### TEXT PROVIDED

An Axios/SurveyMonkey poll shows that 59 percent of adults surveyed would like to see the Affordable Care Act, or ObamaCare, stand or be bolstered. Meanwhile, 57 percent of adults do not approve of Trump’s policies on health care, where he has made gutting ObamaCare an administration priority.

The poll found that several subsets of voters largely support ObamaCare. The majority of suburban white women and adults ages 18-34 both indicated they want to see ObamaCare remain in place, the poll found. 


Among African-American women, 86 percent said they want ObamaCare to stand or see Congress do more with the existing law, according to the poll.

Sixty-three percent of voters described in the poll as “Never Hillary” independents also back keeping ObamaCare.

Half of rural voters surveyed said they prefer to see ObamaCare repealed or further dismantled. 

While 49 percent of rural voters approve of Trump’s health-care policy, the majority of every other subset disapproves.

### RECORD SET
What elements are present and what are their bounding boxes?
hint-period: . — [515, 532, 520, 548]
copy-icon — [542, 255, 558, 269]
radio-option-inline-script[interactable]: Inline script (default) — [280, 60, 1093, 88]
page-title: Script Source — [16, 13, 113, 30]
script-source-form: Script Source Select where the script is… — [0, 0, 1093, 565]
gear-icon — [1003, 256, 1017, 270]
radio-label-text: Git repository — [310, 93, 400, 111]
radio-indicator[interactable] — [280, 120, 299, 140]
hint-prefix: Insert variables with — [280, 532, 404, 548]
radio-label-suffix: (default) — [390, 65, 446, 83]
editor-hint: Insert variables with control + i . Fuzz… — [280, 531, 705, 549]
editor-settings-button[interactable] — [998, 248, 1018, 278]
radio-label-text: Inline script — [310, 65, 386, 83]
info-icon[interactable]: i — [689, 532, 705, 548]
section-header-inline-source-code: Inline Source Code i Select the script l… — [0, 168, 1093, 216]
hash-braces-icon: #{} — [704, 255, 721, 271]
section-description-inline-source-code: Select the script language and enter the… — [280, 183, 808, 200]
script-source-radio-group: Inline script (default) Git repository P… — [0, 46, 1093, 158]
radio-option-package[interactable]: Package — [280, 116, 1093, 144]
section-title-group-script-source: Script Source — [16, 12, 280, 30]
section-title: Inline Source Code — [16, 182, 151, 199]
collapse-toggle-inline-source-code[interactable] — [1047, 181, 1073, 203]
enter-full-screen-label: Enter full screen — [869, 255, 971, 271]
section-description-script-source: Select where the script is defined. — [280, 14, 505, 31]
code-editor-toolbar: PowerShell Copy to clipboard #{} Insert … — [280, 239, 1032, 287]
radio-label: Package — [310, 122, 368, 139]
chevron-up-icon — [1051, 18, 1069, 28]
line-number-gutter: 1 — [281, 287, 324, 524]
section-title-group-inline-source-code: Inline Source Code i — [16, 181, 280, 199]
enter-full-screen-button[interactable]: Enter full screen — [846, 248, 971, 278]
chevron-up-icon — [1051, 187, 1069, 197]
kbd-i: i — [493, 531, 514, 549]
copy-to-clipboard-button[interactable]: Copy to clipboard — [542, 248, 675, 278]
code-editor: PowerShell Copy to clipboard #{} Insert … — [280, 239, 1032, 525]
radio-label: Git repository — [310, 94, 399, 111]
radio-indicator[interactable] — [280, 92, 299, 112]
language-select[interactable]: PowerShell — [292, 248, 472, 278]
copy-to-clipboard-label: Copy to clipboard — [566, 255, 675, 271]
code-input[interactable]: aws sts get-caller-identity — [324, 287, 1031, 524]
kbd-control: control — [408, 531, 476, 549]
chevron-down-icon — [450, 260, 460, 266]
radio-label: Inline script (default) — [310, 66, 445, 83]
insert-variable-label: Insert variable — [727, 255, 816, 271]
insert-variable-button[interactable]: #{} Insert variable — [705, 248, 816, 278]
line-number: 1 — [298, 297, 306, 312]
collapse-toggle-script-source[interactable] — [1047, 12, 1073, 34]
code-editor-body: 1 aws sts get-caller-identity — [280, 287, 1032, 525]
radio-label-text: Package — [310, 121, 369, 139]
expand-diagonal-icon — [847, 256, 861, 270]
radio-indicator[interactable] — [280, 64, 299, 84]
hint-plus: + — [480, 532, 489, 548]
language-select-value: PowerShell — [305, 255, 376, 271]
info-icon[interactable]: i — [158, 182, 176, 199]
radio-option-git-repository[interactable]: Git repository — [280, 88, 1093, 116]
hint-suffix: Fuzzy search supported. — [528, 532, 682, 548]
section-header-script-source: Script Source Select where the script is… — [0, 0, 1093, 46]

### YOUR INSTRUCTIONS
From the text on the ObamaCare poll, list every subset of voters or adults whose views it reports separately.

### TASK SOLUTION
- Suburban white women
- Adults ages 18-34
- African-American women
- "Never Hillary" independents
- Rural voters